● **INFORMATION PROVIDED**
#####

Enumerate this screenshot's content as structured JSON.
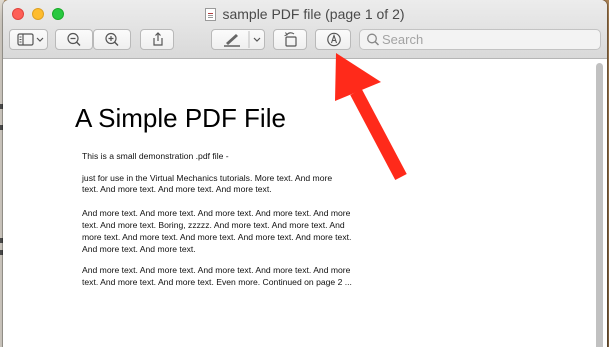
{
  "window": {
    "title": "sample PDF file (page 1 of 2)",
    "controls": [
      "close",
      "minimize",
      "zoom"
    ]
  },
  "toolbar": {
    "buttons": [
      {
        "name": "sidebar-toggle-button",
        "icon": "sidebar-icon",
        "has_dropdown": true
      },
      {
        "name": "zoom-out-button",
        "icon": "zoom-out-icon"
      },
      {
        "name": "zoom-in-button",
        "icon": "zoom-in-icon"
      },
      {
        "name": "share-button",
        "icon": "share-icon"
      },
      {
        "name": "highlight-button",
        "icon": "pen-icon",
        "has_dropdown": true
      },
      {
        "name": "rotate-button",
        "icon": "rotate-icon"
      },
      {
        "name": "markup-button",
        "icon": "markup-pen-icon"
      }
    ],
    "search": {
      "placeholder": "Search",
      "value": "",
      "icon": "search-icon"
    }
  },
  "document": {
    "title": "A Simple PDF File",
    "lines": [
      "This is a small demonstration .pdf file -",
      "just for use in the Virtual Mechanics tutorials. More text. And more",
      "text. And more text. And more text. And more text.",
      "And more text. And more text. And more text. And more text. And more",
      "text. And more text. Boring, zzzzz. And more text. And more text. And",
      "more text. And more text. And more text. And more text. And more text.",
      "And more text. And more text.",
      "And more text. And more text. And more text. And more text. And more",
      "text. And more text. And more text. Even more. Continued on page 2 ..."
    ]
  },
  "annotation": {
    "type": "arrow",
    "color": "#ff2a1a",
    "points_to": "markup-button"
  },
  "colors": {
    "close": "#fe5f57",
    "minimize": "#febc2e",
    "zoom": "#28c840"
  }
}
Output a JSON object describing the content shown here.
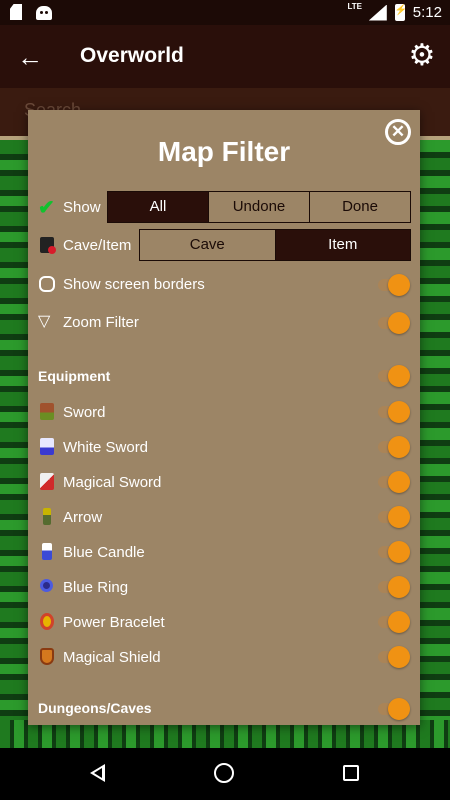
{
  "status_bar": {
    "time": "5:12",
    "network": "LTE",
    "icons": [
      "sd-card-icon",
      "android-notification-icon",
      "signal-icon",
      "battery-charging-icon"
    ]
  },
  "app_bar": {
    "title": "Overworld",
    "back_icon": "arrow-back-icon",
    "settings_icon": "gear-icon"
  },
  "map": {
    "search_placeholder": "Search"
  },
  "dialog": {
    "title": "Map Filter",
    "close_icon": "close-circle-icon",
    "show": {
      "label": "Show",
      "icon": "checkmark-icon",
      "options": [
        "All",
        "Undone",
        "Done"
      ],
      "selected": "All"
    },
    "cave_item": {
      "label": "Cave/Item",
      "icon": "cave-item-icon",
      "options": [
        "Cave",
        "Item"
      ],
      "selected": "Item"
    },
    "settings": [
      {
        "label": "Show screen borders",
        "icon": "screen-border-icon",
        "on": true
      },
      {
        "label": "Zoom Filter",
        "icon": "funnel-icon",
        "on": true
      }
    ],
    "equipment": {
      "title": "Equipment",
      "on": true,
      "items": [
        {
          "label": "Sword",
          "icon": "sword-icon",
          "on": true
        },
        {
          "label": "White Sword",
          "icon": "white-sword-icon",
          "on": true
        },
        {
          "label": "Magical Sword",
          "icon": "magical-sword-icon",
          "on": true
        },
        {
          "label": "Arrow",
          "icon": "arrow-icon",
          "on": true
        },
        {
          "label": "Blue Candle",
          "icon": "blue-candle-icon",
          "on": true
        },
        {
          "label": "Blue Ring",
          "icon": "blue-ring-icon",
          "on": true
        },
        {
          "label": "Power Bracelet",
          "icon": "power-bracelet-icon",
          "on": true
        },
        {
          "label": "Magical Shield",
          "icon": "magical-shield-icon",
          "on": true
        }
      ]
    },
    "dungeons": {
      "title": "Dungeons/Caves",
      "on": true
    }
  },
  "colors": {
    "dialog_bg": "#9c8566",
    "selected_segment": "#2a0f0a",
    "toggle_on": "#f09213",
    "app_bar": "#2a0f0a"
  },
  "nav_bar": {
    "icons": [
      "nav-back-icon",
      "nav-home-icon",
      "nav-recents-icon"
    ]
  }
}
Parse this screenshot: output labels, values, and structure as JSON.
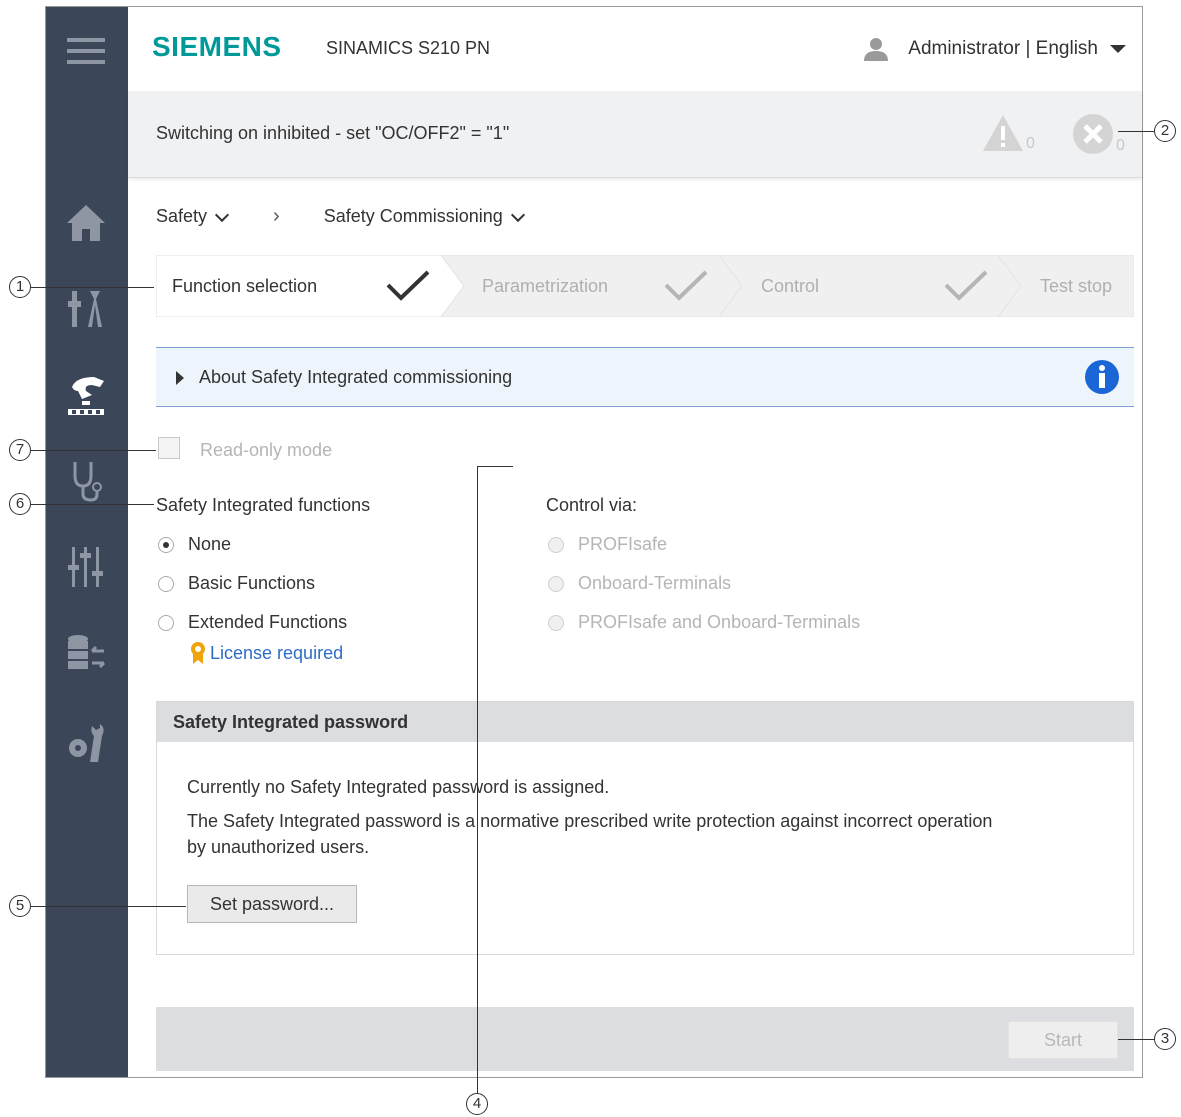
{
  "header": {
    "brand": "SIEMENS",
    "product": "SINAMICS S210 PN",
    "user": "Administrator | English"
  },
  "status": {
    "message": "Switching on inhibited - set \"OC/OFF2\" = \"1\"",
    "warnings": "0",
    "errors": "0"
  },
  "breadcrumb": {
    "items": [
      "Safety",
      "Safety Commissioning"
    ],
    "separator": "›"
  },
  "steps": [
    {
      "label": "Function selection",
      "active": true
    },
    {
      "label": "Parametrization",
      "active": false
    },
    {
      "label": "Control",
      "active": false
    },
    {
      "label": "Test stop",
      "active": false
    }
  ],
  "about": {
    "label": "About Safety Integrated commissioning"
  },
  "readonly": {
    "label": "Read-only mode"
  },
  "functions": {
    "title": "Safety Integrated functions",
    "options": [
      "None",
      "Basic Functions",
      "Extended Functions"
    ],
    "selected": "None",
    "license": "License required"
  },
  "control": {
    "title": "Control via:",
    "options": [
      "PROFIsafe",
      "Onboard-Terminals",
      "PROFIsafe and Onboard-Terminals"
    ]
  },
  "password": {
    "title": "Safety Integrated password",
    "line1": "Currently no Safety Integrated password is assigned.",
    "line2": "The Safety Integrated password is a normative prescribed write protection against incorrect operation",
    "line3": "by unauthorized users.",
    "button": "Set password..."
  },
  "footer": {
    "start": "Start"
  },
  "callouts": [
    "1",
    "2",
    "3",
    "4",
    "5",
    "6",
    "7"
  ],
  "colors": {
    "sidebar": "#3b4658",
    "brand": "#009999",
    "info": "#1a66d6",
    "license_icon": "#f0a30a"
  }
}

#####

● **DIRECTIVE**
Set every line down exactly as written, leaving each picture out.

● **WRITTEN ANSWER**
Enumerate this screenshot's content as structured JSON.
{
  "window": {
    "title": "sample PDF file (page 1 of 2)",
    "controls": [
      "close",
      "minimize",
      "zoom"
    ]
  },
  "toolbar": {
    "buttons": [
      {
        "name": "sidebar-toggle-button",
        "icon": "sidebar-icon",
        "has_dropdown": true
      },
      {
        "name": "zoom-out-button",
        "icon": "zoom-out-icon"
      },
      {
        "name": "zoom-in-button",
        "icon": "zoom-in-icon"
      },
      {
        "name": "share-button",
        "icon": "share-icon"
      },
      {
        "name": "highlight-button",
        "icon": "pen-icon",
        "has_dropdown": true
      },
      {
        "name": "rotate-button",
        "icon": "rotate-icon"
      },
      {
        "name": "markup-button",
        "icon": "markup-pen-icon"
      }
    ],
    "search": {
      "placeholder": "Search",
      "value": "",
      "icon": "search-icon"
    }
  },
  "document": {
    "title": "A Simple PDF File",
    "lines": [
      "This is a small demonstration .pdf file -",
      "just for use in the Virtual Mechanics tutorials. More text. And more",
      "text. And more text. And more text. And more text.",
      "And more text. And more text. And more text. And more text. And more",
      "text. And more text. Boring, zzzzz. And more text. And more text. And",
      "more text. And more text. And more text. And more text. And more text.",
      "And more text. And more text.",
      "And more text. And more text. And more text. And more text. And more",
      "text. And more text. And more text. Even more. Continued on page 2 ..."
    ]
  },
  "annotation": {
    "type": "arrow",
    "color": "#ff2a1a",
    "points_to": "markup-button"
  },
  "colors": {
    "close": "#fe5f57",
    "minimize": "#febc2e",
    "zoom": "#28c840"
  }
}
Output a JSON object describing the content shown here.
{
  "status_bar": {
    "time": "5:12",
    "network": "LTE",
    "icons": [
      "sd-card-icon",
      "android-notification-icon",
      "signal-icon",
      "battery-charging-icon"
    ]
  },
  "app_bar": {
    "title": "Overworld",
    "back_icon": "arrow-back-icon",
    "settings_icon": "gear-icon"
  },
  "map": {
    "search_placeholder": "Search"
  },
  "dialog": {
    "title": "Map Filter",
    "close_icon": "close-circle-icon",
    "show": {
      "label": "Show",
      "icon": "checkmark-icon",
      "options": [
        "All",
        "Undone",
        "Done"
      ],
      "selected": "All"
    },
    "cave_item": {
      "label": "Cave/Item",
      "icon": "cave-item-icon",
      "options": [
        "Cave",
        "Item"
      ],
      "selected": "Item"
    },
    "settings": [
      {
        "label": "Show screen borders",
        "icon": "screen-border-icon",
        "on": true
      },
      {
        "label": "Zoom Filter",
        "icon": "funnel-icon",
        "on": true
      }
    ],
    "equipment": {
      "title": "Equipment",
      "on": true,
      "items": [
        {
          "label": "Sword",
          "icon": "sword-icon",
          "on": true
        },
        {
          "label": "White Sword",
          "icon": "white-sword-icon",
          "on": true
        },
        {
          "label": "Magical Sword",
          "icon": "magical-sword-icon",
          "on": true
        },
        {
          "label": "Arrow",
          "icon": "arrow-icon",
          "on": true
        },
        {
          "label": "Blue Candle",
          "icon": "blue-candle-icon",
          "on": true
        },
        {
          "label": "Blue Ring",
          "icon": "blue-ring-icon",
          "on": true
        },
        {
          "label": "Power Bracelet",
          "icon": "power-bracelet-icon",
          "on": true
        },
        {
          "label": "Magical Shield",
          "icon": "magical-shield-icon",
          "on": true
        }
      ]
    },
    "dungeons": {
      "title": "Dungeons/Caves",
      "on": true
    }
  },
  "colors": {
    "dialog_bg": "#9c8566",
    "selected_segment": "#2a0f0a",
    "toggle_on": "#f09213",
    "app_bar": "#2a0f0a"
  },
  "nav_bar": {
    "icons": [
      "nav-back-icon",
      "nav-home-icon",
      "nav-recents-icon"
    ]
  }
}
Parse this screenshot: output labels, values, and structure as JSON.
{
  "header": {
    "brand": "SIEMENS",
    "product": "SINAMICS S210 PN",
    "user": "Administrator | English"
  },
  "status": {
    "message": "Switching on inhibited - set \"OC/OFF2\" = \"1\"",
    "warnings": "0",
    "errors": "0"
  },
  "breadcrumb": {
    "items": [
      "Safety",
      "Safety Commissioning"
    ],
    "separator": "›"
  },
  "steps": [
    {
      "label": "Function selection",
      "active": true
    },
    {
      "label": "Parametrization",
      "active": false
    },
    {
      "label": "Control",
      "active": false
    },
    {
      "label": "Test stop",
      "active": false
    }
  ],
  "about": {
    "label": "About Safety Integrated commissioning"
  },
  "readonly": {
    "label": "Read-only mode"
  },
  "functions": {
    "title": "Safety Integrated functions",
    "options": [
      "None",
      "Basic Functions",
      "Extended Functions"
    ],
    "selected": "None",
    "license": "License required"
  },
  "control": {
    "title": "Control via:",
    "options": [
      "PROFIsafe",
      "Onboard-Terminals",
      "PROFIsafe and Onboard-Terminals"
    ]
  },
  "password": {
    "title": "Safety Integrated password",
    "line1": "Currently no Safety Integrated password is assigned.",
    "line2": "The Safety Integrated password is a normative prescribed write protection against incorrect operation",
    "line3": "by unauthorized users.",
    "button": "Set password..."
  },
  "footer": {
    "start": "Start"
  },
  "callouts": [
    "1",
    "2",
    "3",
    "4",
    "5",
    "6",
    "7"
  ],
  "colors": {
    "sidebar": "#3b4658",
    "brand": "#009999",
    "info": "#1a66d6",
    "license_icon": "#f0a30a"
  }
}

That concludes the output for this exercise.